Instructions for the task: Every record should be copied exactly, except that pictures are to be omitted.

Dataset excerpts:
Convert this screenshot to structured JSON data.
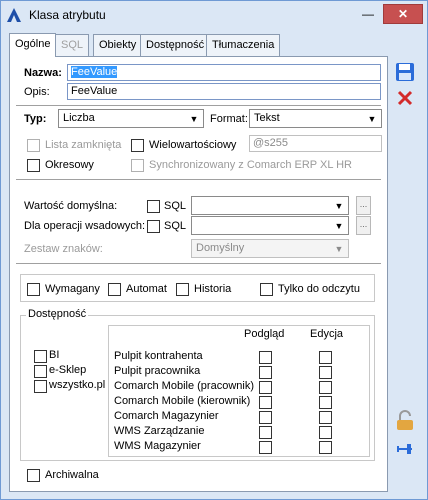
{
  "window": {
    "title": "Klasa atrybutu",
    "minimize": "—",
    "close": "✕"
  },
  "tabs": [
    {
      "label": "Ogólne",
      "state": "active"
    },
    {
      "label": "SQL",
      "state": "disabled"
    },
    {
      "label": "Obiekty",
      "state": "normal"
    },
    {
      "label": "Dostępność",
      "state": "normal"
    },
    {
      "label": "Tłumaczenia",
      "state": "normal"
    }
  ],
  "form": {
    "name_label": "Nazwa:",
    "name_value": "FeeValue",
    "desc_label": "Opis:",
    "desc_value": "FeeValue",
    "type_label": "Typ:",
    "type_value": "Liczba",
    "format_label": "Format:",
    "format_value": "Tekst",
    "closed_list_label": "Lista zamknięta",
    "multivalue_label": "Wielowartościowy",
    "multivalue_placeholder": "@s255",
    "periodic_label": "Okresowy",
    "sync_label": "Synchronizowany z Comarch ERP XL HR",
    "default_value_label": "Wartość domyślna:",
    "sql_label": "SQL",
    "for_imported_label": "Dla operacji wsadowych:",
    "charset_label": "Zestaw znaków:",
    "charset_value": "Domyślny",
    "ellipsis": "..."
  },
  "flags": {
    "required": "Wymagany",
    "automat": "Automat",
    "history": "Historia",
    "readonly": "Tylko do odczytu"
  },
  "availability": {
    "title": "Dostępność",
    "modules": [
      "BI",
      "e-Sklep",
      "wszystko.pl"
    ],
    "col_view": "Podgląd",
    "col_edit": "Edycja",
    "rows": [
      "Pulpit kontrahenta",
      "Pulpit pracownika",
      "Comarch Mobile (pracownik)",
      "Comarch Mobile (kierownik)",
      "Comarch Magazynier",
      "WMS Zarządzanie",
      "WMS Magazynier"
    ]
  },
  "archived_label": "Archiwalna",
  "colors": {
    "accent": "#2b6cd9",
    "selection": "#3399ff",
    "close": "#c75050"
  }
}
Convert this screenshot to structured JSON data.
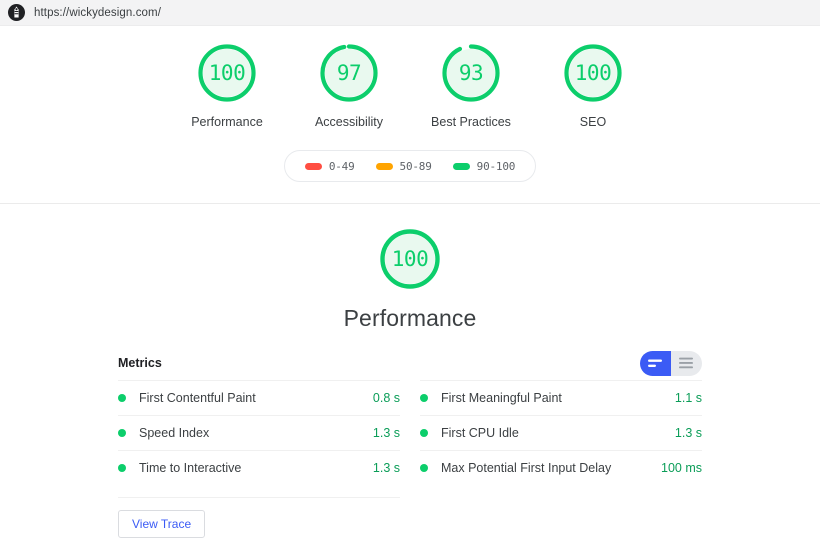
{
  "urlbar": {
    "logo_name": "lighthouse-logo",
    "url": "https://wickydesign.com/"
  },
  "colors": {
    "pass": "#0cce6b",
    "average": "#ffa400",
    "fail": "#ff4e42",
    "accent": "#3b5bf5",
    "value_text": "#0b9d58"
  },
  "summary": {
    "gauges": [
      {
        "score": "100",
        "label": "Performance",
        "value": 100
      },
      {
        "score": "97",
        "label": "Accessibility",
        "value": 97
      },
      {
        "score": "93",
        "label": "Best Practices",
        "value": 93
      },
      {
        "score": "100",
        "label": "SEO",
        "value": 100
      }
    ],
    "legend": [
      {
        "range": "0-49",
        "color": "#ff4e42"
      },
      {
        "range": "50-89",
        "color": "#ffa400"
      },
      {
        "range": "90-100",
        "color": "#0cce6b"
      }
    ]
  },
  "category": {
    "score": "100",
    "value": 100,
    "title": "Performance"
  },
  "metrics": {
    "title": "Metrics",
    "toggle": {
      "active_name": "simple-view-icon",
      "inactive_name": "expanded-view-icon",
      "active": "simple"
    },
    "left": [
      {
        "name": "First Contentful Paint",
        "value": "0.8 s",
        "status": "pass"
      },
      {
        "name": "Speed Index",
        "value": "1.3 s",
        "status": "pass"
      },
      {
        "name": "Time to Interactive",
        "value": "1.3 s",
        "status": "pass"
      }
    ],
    "right": [
      {
        "name": "First Meaningful Paint",
        "value": "1.1 s",
        "status": "pass"
      },
      {
        "name": "First CPU Idle",
        "value": "1.3 s",
        "status": "pass"
      },
      {
        "name": "Max Potential First Input Delay",
        "value": "100 ms",
        "status": "pass"
      }
    ],
    "view_trace_label": "View Trace"
  }
}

Solution to this task:
Convert this screenshot to structured JSON data.
{
  "window": {
    "title": "Klasa atrybutu",
    "minimize": "—",
    "close": "✕"
  },
  "tabs": [
    {
      "label": "Ogólne",
      "state": "active"
    },
    {
      "label": "SQL",
      "state": "disabled"
    },
    {
      "label": "Obiekty",
      "state": "normal"
    },
    {
      "label": "Dostępność",
      "state": "normal"
    },
    {
      "label": "Tłumaczenia",
      "state": "normal"
    }
  ],
  "form": {
    "name_label": "Nazwa:",
    "name_value": "FeeValue",
    "desc_label": "Opis:",
    "desc_value": "FeeValue",
    "type_label": "Typ:",
    "type_value": "Liczba",
    "format_label": "Format:",
    "format_value": "Tekst",
    "closed_list_label": "Lista zamknięta",
    "multivalue_label": "Wielowartościowy",
    "multivalue_placeholder": "@s255",
    "periodic_label": "Okresowy",
    "sync_label": "Synchronizowany z Comarch ERP XL HR",
    "default_value_label": "Wartość domyślna:",
    "sql_label": "SQL",
    "for_imported_label": "Dla operacji wsadowych:",
    "charset_label": "Zestaw znaków:",
    "charset_value": "Domyślny",
    "ellipsis": "..."
  },
  "flags": {
    "required": "Wymagany",
    "automat": "Automat",
    "history": "Historia",
    "readonly": "Tylko do odczytu"
  },
  "availability": {
    "title": "Dostępność",
    "modules": [
      "BI",
      "e-Sklep",
      "wszystko.pl"
    ],
    "col_view": "Podgląd",
    "col_edit": "Edycja",
    "rows": [
      "Pulpit kontrahenta",
      "Pulpit pracownika",
      "Comarch Mobile (pracownik)",
      "Comarch Mobile (kierownik)",
      "Comarch Magazynier",
      "WMS Zarządzanie",
      "WMS Magazynier"
    ]
  },
  "archived_label": "Archiwalna",
  "colors": {
    "accent": "#2b6cd9",
    "selection": "#3399ff",
    "close": "#c75050"
  }
}
Convert this screenshot to structured JSON data.
{
  "urlbar": {
    "logo_name": "lighthouse-logo",
    "url": "https://wickydesign.com/"
  },
  "colors": {
    "pass": "#0cce6b",
    "average": "#ffa400",
    "fail": "#ff4e42",
    "accent": "#3b5bf5",
    "value_text": "#0b9d58"
  },
  "summary": {
    "gauges": [
      {
        "score": "100",
        "label": "Performance",
        "value": 100
      },
      {
        "score": "97",
        "label": "Accessibility",
        "value": 97
      },
      {
        "score": "93",
        "label": "Best Practices",
        "value": 93
      },
      {
        "score": "100",
        "label": "SEO",
        "value": 100
      }
    ],
    "legend": [
      {
        "range": "0-49",
        "color": "#ff4e42"
      },
      {
        "range": "50-89",
        "color": "#ffa400"
      },
      {
        "range": "90-100",
        "color": "#0cce6b"
      }
    ]
  },
  "category": {
    "score": "100",
    "value": 100,
    "title": "Performance"
  },
  "metrics": {
    "title": "Metrics",
    "toggle": {
      "active_name": "simple-view-icon",
      "inactive_name": "expanded-view-icon",
      "active": "simple"
    },
    "left": [
      {
        "name": "First Contentful Paint",
        "value": "0.8 s",
        "status": "pass"
      },
      {
        "name": "Speed Index",
        "value": "1.3 s",
        "status": "pass"
      },
      {
        "name": "Time to Interactive",
        "value": "1.3 s",
        "status": "pass"
      }
    ],
    "right": [
      {
        "name": "First Meaningful Paint",
        "value": "1.1 s",
        "status": "pass"
      },
      {
        "name": "First CPU Idle",
        "value": "1.3 s",
        "status": "pass"
      },
      {
        "name": "Max Potential First Input Delay",
        "value": "100 ms",
        "status": "pass"
      }
    ],
    "view_trace_label": "View Trace"
  }
}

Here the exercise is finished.